> [WHAT THE EXERCISE ASKS] In the entries that follow, find the word "color" and report each line it is on.

> [EXTRACTED ENTRIES]
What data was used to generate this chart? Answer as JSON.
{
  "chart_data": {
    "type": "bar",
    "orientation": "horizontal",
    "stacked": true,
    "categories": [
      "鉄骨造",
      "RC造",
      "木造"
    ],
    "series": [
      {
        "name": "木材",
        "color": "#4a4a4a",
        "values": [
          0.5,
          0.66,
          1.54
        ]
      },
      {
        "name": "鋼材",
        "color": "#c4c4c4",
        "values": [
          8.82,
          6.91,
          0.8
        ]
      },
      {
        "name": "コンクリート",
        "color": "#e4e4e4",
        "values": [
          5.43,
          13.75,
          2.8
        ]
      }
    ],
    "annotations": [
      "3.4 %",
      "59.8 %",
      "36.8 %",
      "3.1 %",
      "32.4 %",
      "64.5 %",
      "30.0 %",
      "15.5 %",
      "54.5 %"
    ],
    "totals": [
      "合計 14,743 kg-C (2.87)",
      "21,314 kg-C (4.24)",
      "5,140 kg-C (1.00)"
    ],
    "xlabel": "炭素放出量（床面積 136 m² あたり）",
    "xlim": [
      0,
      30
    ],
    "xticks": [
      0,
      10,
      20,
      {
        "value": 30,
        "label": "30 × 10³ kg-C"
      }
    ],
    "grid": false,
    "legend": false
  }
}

> [WRITTEN RESPONSE]
        "color": "#4a4a4a",
        "color": "#c4c4c4",
        "color": "#e4e4e4",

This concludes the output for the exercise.